**INSTRUCTIONS TO FOLLOW:**
Return all lines with the word "fraction" in them.

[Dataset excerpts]
----
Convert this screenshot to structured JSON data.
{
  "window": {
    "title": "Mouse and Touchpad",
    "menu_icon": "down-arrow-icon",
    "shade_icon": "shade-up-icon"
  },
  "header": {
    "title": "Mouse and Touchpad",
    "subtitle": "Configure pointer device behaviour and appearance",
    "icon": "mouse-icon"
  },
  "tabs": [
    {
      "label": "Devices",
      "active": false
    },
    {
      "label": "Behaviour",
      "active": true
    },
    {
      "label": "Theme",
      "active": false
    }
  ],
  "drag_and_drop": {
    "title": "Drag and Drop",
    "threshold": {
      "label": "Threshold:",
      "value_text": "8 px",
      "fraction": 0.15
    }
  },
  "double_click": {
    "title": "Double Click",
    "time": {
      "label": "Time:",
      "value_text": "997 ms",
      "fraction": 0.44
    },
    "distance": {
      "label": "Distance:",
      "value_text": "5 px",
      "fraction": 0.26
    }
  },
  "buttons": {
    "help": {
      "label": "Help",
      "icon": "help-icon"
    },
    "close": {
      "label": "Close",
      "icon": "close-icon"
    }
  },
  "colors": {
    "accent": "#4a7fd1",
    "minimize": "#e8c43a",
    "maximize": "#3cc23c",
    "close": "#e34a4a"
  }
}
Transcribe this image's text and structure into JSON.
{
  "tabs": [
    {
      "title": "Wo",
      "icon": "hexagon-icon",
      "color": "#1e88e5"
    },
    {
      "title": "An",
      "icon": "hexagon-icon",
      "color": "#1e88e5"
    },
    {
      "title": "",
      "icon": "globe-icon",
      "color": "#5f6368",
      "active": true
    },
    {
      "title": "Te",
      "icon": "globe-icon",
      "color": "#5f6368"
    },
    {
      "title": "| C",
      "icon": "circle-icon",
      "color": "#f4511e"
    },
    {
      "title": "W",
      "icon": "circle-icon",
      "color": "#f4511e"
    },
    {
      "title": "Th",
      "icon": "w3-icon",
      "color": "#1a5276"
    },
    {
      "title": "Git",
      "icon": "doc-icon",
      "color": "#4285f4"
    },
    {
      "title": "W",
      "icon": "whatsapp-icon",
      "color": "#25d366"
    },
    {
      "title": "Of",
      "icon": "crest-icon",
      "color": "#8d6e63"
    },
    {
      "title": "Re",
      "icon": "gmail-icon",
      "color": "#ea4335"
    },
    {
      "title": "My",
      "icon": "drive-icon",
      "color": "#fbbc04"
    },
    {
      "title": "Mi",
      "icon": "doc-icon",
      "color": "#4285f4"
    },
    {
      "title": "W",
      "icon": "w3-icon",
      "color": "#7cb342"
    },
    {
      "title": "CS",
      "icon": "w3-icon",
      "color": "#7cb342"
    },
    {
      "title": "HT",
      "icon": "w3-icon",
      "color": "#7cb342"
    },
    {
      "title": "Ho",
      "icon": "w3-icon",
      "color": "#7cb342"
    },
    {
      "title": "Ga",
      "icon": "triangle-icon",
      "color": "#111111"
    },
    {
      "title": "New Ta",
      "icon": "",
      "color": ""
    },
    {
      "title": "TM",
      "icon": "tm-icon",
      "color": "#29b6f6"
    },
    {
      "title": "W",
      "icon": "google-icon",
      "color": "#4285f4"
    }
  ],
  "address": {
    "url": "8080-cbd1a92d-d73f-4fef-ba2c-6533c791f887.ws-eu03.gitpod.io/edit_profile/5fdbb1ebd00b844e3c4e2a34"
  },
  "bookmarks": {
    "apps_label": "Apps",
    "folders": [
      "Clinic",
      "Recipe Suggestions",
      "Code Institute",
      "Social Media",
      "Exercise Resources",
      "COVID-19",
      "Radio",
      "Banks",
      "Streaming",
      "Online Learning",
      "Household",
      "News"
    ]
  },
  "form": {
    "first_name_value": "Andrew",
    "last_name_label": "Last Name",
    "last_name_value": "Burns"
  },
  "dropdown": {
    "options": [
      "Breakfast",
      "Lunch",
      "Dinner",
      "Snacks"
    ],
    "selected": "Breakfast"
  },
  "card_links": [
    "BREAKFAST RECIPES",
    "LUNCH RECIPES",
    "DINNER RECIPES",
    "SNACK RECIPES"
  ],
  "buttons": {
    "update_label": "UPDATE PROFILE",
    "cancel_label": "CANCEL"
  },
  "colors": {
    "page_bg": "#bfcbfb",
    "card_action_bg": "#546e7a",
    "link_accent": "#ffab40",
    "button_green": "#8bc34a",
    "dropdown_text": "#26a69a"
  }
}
----
**TASK ANSWER:**
      "fraction": 0.15
      "fraction": 0.44
      "fraction": 0.26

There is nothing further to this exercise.